Written request — Locate the lines that hold the string "text". Copy every such line.

______________________________

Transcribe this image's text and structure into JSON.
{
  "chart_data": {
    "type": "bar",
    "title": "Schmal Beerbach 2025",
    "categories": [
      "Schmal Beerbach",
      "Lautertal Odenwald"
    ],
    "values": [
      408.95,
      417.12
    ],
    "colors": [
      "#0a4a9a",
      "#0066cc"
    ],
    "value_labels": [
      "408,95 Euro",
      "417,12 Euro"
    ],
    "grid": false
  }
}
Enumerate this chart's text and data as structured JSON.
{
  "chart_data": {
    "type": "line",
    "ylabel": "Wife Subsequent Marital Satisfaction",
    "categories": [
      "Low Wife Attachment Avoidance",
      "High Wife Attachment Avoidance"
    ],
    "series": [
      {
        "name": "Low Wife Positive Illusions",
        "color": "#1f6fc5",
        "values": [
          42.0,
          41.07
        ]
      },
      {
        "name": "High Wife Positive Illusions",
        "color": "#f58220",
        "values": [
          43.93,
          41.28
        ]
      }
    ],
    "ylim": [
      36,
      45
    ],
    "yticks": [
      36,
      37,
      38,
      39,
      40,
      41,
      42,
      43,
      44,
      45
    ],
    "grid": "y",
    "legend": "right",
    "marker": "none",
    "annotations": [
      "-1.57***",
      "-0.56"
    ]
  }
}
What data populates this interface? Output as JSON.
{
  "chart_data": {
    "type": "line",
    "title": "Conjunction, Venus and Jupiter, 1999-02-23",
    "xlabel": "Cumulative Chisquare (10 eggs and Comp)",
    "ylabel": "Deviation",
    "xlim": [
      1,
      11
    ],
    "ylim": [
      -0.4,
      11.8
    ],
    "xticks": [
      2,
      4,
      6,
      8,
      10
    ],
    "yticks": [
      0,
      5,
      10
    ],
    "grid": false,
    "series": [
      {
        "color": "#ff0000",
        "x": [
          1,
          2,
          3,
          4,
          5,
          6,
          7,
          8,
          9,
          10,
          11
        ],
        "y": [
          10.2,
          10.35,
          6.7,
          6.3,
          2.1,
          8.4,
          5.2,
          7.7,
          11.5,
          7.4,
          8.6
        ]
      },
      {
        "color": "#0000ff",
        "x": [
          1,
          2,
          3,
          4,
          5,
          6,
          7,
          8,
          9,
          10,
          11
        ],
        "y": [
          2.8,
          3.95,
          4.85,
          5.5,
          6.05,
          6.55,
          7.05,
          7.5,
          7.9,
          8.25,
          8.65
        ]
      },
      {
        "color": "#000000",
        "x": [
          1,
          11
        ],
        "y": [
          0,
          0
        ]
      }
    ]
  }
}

______________________________

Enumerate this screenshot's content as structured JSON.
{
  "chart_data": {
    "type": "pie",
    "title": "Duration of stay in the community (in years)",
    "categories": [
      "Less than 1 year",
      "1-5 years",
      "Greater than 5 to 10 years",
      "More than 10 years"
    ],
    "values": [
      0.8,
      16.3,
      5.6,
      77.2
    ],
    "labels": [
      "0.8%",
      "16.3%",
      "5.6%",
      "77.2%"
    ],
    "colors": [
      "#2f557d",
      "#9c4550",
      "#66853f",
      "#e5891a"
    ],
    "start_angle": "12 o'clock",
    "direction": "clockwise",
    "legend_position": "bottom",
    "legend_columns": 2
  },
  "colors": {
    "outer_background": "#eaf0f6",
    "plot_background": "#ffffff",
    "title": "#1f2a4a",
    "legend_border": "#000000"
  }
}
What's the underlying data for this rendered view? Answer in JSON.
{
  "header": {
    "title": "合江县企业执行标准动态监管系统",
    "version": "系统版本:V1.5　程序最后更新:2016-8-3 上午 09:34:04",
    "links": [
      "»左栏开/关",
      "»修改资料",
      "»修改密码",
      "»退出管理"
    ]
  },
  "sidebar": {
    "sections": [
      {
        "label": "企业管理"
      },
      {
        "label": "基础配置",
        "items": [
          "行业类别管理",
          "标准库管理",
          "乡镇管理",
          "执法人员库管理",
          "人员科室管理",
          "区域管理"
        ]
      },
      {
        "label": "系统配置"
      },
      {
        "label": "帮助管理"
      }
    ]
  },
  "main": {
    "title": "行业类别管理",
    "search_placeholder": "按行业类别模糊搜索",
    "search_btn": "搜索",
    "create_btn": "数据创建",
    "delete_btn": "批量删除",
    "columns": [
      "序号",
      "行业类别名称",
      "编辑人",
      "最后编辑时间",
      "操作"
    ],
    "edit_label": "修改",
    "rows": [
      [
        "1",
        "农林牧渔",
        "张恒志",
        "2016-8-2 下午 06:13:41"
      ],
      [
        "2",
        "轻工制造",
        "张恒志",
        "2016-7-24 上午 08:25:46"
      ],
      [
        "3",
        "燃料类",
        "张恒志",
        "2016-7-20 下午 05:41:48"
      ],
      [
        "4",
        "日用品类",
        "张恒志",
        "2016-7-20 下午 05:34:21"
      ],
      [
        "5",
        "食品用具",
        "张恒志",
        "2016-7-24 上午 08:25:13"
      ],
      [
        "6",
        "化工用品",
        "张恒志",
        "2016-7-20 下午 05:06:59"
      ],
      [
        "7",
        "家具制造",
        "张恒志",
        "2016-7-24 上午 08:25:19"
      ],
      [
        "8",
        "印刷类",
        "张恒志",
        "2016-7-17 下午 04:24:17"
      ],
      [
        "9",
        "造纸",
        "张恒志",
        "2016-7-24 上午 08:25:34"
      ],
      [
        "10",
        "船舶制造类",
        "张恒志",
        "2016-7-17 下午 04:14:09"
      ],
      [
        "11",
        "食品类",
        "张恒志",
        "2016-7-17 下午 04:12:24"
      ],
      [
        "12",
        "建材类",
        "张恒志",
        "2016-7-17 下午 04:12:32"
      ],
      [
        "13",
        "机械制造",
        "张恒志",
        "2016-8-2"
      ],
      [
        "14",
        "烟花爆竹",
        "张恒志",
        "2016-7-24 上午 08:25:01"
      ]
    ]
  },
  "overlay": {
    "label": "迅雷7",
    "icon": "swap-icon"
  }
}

______________________________

Written answer —
Transcribe this image's text and structure into JSON.
Enumerate this chart's text and data as structured JSON.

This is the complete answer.